Problemi e compiti:
1 – Nelle recensioni del film di Leconte, chi sono i due miti francesi sul cui carisma gioca il regista?
2 – Continua le recensioni del film di Leconte a partire dall'ultima frase riportata.

== Brano fornito

Sicurezza o azzardo? Trasgressione in nome di se stessi o adesione acritica alle norme sociali? Qual è il prezzo che siamo disposti a pagare per essere autentici? Ma anche: vita attiva o riflessiva? Nella vita è meglio essere “attori” o “spettatori”? Chi di noi non ha avvertito, almeno una volta, la possibilità di un’esistenza totalmente diversa, insieme all’ebrezza e ai brividi che ci dà anche solo immaginarla?
Il film è costruito attorno ai due attori e alla tipologia umana che essi evocano, più che sull’esile intreccio. Estrema cura è riservata ai dialoghi (o meglio ai lunghi e raffinati monologhi del professore), la regia è sempre elegante. Non mancano momenti di autentica poesia, come ci ha abituato da sempre il cinema di Leconte, anche se l’andamento è incostante e non sempre si riesce a catturare l’attenzione dello spettatore. Buono lo spunto ma si avverte una sensazione di incompiutezza.
Mariella Minna
Recensione n.2
Un uomo misterioso arriva in un piccolo paese della Francia, incontra casualmente in una farmacia un professore ormai in pensione e si stabilisce da lui. Entrambi attendono la fine della settimana per un appuntamento importante e decisivo. Patrice Leconte mette in scena, seguendo un itinerario molto classico, l’incontro di due personalita’ contrapposte che si rivoluzioneranno a vicenda. E per rendere credibile la progressiva contaminazione dei protagonisti, gioca sul carisma di due miti francesi: Jean Rochefort, suo attore feticcio, e Johnny Hallyday, star della musica. L’eleganza formale, la sperimentazione tecnica (girato in digitale e poi riversato) e la leggerezza del racconto, pero’, non riescono a coprire l’artificiosita’ del rapporto che si instaura tra i due protagonisti: in pochi giorni apprendono l’uno dall’altro cose che in decine di anni non sono mai riusciti nemmeno a mettere a fuoco. Alcune gag funzionano e divertono (il rapinatore saggio che pronuncia un’unica frase al giorno, la cantilena della fornaia), ma i dialoghi propongono continui botta e risposta per nulla spontanei e forzatamente illuminanti.

====
== Record del dataset

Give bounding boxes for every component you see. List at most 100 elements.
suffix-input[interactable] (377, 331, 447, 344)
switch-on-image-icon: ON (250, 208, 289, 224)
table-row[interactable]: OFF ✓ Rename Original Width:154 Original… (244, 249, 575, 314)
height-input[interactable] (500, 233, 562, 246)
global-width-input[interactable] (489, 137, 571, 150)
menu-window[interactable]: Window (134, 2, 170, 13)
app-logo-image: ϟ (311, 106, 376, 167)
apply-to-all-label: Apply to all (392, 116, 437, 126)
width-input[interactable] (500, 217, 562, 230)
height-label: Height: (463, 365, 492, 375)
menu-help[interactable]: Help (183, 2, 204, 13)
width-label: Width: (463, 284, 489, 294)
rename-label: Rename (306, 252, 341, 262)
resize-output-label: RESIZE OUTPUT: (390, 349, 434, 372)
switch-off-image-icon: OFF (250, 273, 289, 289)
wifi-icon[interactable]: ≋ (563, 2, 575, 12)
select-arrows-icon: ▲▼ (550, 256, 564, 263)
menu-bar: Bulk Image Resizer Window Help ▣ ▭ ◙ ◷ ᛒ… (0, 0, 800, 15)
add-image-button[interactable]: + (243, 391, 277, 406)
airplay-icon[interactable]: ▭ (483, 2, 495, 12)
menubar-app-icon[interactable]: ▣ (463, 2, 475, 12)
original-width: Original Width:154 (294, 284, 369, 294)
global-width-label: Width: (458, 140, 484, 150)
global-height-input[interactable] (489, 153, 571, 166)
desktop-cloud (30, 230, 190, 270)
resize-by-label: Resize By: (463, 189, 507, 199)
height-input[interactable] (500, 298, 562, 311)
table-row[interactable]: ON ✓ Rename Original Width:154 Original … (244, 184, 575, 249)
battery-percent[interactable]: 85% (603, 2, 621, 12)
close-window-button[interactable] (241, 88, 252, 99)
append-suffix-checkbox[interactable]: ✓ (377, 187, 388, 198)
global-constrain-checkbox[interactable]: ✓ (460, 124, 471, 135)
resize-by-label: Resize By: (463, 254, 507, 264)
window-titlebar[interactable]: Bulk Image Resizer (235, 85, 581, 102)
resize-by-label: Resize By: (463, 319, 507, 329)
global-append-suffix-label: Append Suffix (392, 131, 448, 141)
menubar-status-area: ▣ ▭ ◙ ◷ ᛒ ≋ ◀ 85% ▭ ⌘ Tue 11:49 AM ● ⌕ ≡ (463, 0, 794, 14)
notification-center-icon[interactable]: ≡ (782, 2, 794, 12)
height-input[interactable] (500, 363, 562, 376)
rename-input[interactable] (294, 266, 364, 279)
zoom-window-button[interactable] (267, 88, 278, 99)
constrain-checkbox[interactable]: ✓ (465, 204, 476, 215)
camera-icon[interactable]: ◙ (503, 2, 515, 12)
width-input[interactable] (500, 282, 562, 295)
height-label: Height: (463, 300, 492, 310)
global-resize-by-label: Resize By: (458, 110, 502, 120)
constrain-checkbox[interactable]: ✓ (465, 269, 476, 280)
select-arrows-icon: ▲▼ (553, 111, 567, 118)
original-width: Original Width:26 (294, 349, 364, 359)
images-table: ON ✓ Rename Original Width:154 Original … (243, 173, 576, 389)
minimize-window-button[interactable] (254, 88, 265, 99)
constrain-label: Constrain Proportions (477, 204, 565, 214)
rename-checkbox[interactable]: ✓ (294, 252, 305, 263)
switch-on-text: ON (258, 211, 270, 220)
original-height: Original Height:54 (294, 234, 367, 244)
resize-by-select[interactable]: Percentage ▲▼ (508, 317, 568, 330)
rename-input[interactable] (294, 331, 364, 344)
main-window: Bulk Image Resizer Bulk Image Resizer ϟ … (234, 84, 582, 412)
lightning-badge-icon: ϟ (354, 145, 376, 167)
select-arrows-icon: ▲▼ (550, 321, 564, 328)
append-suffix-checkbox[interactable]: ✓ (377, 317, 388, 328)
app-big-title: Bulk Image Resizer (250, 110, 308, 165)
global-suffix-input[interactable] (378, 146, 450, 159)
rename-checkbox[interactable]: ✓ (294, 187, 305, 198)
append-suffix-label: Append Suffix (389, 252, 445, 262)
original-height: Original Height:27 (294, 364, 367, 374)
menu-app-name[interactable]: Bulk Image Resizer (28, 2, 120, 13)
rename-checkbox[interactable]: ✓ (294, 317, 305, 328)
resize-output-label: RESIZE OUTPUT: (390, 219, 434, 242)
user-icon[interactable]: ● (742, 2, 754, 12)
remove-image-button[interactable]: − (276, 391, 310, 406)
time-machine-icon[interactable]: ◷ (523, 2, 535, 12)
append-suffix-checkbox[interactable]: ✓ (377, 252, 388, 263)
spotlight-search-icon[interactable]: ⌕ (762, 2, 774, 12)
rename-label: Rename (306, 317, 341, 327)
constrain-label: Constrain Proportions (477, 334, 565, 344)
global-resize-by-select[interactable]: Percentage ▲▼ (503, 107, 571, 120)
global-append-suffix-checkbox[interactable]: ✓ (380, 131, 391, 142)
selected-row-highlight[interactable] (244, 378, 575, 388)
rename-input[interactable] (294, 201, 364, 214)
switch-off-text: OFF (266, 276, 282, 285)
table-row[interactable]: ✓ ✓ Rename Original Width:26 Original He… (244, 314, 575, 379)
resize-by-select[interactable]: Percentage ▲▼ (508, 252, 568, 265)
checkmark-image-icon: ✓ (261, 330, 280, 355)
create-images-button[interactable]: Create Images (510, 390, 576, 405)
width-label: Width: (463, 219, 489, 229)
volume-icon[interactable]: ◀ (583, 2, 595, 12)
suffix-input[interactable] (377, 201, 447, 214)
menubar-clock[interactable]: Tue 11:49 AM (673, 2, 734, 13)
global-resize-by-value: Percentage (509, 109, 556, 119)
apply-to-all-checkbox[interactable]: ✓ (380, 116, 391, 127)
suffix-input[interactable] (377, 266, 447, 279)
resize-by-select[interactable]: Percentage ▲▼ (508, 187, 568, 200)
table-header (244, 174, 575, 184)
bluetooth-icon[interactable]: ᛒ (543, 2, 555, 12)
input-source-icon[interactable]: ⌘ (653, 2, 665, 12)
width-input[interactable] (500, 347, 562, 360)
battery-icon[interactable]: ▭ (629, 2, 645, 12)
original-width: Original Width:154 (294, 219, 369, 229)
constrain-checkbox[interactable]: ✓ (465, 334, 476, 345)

====

Risposte all'esercizio:
1 – Jean Rochefort e Johnny Hallyday.

2 –
Il personaggio di Manesquier, interpretato da uno scatenato Jean Rochefort, e’ il tipico vecchio inacidito dai rimpianti, che parla sempre piangendosi addosso (ma soprattutto sempre), di quelli che se li incontri in autobus ti metti a invocare aiuto al finestrino. Invece viene spacciato per simpatico e arzillo. Molto piu’ sincero il Sordi di “Incontri Proibiti”: film non riuscito, ma con uno sguardo sulla vecchiaia assai piu’ critico e non per questo meno simpatico. L’alter-ego di Manesquier, il taciturno Milan cui presta la sua maschera vissuta Johnny Hallyday, si rivela invece l’ormai becero duro dal cuore d’oro, che vive di stenti ma non disdegna la poesia. Su tutto un’aria mortifera che trova nel finale patetico adeguata glorificazione.
Luca Baroncini
Recensione n.3
**** spoiler alert: level 1
“Non parla molto”
“Se ne sta sempre zitto. Poi ogni giorno, puntuale alle dieci, se ne esce con una frase…”
“E prima?”
“Medita.”
“E dopo?”
“Si riposa.”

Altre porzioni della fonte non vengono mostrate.